### Exercise brief
Select, from the material below, each line with "color" in it.

### Data in this exercise
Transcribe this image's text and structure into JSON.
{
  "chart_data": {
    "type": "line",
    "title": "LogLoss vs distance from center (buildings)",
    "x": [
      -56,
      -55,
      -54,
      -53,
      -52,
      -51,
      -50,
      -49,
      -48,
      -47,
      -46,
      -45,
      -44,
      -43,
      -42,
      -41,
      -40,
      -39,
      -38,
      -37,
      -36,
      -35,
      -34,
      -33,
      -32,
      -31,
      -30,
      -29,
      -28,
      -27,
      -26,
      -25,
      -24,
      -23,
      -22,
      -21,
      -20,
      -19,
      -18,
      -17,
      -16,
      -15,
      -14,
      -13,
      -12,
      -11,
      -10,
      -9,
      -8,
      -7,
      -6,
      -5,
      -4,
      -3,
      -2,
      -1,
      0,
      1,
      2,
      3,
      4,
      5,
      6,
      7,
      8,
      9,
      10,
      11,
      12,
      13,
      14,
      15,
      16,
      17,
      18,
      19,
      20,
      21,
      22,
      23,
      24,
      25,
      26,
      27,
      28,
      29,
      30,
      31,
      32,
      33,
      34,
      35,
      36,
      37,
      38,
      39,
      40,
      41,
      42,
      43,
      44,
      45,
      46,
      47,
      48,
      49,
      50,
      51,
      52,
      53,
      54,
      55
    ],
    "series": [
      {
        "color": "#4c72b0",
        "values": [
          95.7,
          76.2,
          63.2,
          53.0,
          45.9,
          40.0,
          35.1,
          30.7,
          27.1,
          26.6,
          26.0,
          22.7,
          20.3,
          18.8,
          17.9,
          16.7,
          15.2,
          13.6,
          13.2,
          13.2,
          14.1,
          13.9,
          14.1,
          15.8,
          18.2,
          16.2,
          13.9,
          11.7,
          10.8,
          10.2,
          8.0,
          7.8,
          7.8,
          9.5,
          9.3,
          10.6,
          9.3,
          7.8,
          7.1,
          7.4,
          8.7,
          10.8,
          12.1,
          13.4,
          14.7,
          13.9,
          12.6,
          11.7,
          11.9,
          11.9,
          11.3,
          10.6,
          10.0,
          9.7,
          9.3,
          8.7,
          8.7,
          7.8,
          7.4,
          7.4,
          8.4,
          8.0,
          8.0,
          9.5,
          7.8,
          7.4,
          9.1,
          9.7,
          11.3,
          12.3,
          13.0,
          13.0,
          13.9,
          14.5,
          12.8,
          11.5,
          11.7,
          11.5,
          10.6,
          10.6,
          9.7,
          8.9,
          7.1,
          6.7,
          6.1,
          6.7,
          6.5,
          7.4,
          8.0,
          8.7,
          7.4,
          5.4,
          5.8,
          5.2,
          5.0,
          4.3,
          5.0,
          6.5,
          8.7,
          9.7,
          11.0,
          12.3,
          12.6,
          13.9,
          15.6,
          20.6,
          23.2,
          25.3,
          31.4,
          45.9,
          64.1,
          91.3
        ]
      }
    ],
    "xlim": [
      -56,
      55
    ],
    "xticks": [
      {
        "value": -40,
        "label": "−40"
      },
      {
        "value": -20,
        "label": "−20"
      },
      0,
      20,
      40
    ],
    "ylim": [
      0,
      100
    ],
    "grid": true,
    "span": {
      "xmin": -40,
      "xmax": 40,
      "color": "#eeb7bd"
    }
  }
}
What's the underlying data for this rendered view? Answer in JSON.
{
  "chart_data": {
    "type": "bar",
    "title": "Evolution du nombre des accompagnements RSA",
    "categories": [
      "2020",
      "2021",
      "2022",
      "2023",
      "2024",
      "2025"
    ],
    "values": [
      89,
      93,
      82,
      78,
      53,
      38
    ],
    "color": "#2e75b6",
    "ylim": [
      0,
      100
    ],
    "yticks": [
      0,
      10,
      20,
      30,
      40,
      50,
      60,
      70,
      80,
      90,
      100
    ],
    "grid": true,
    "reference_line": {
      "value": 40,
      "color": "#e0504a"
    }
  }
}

### Result of this exercise
        "color": "#4c72b0",
      "color": "#eeb7bd"
    "color": "#2e75b6",
      "color": "#e0504a"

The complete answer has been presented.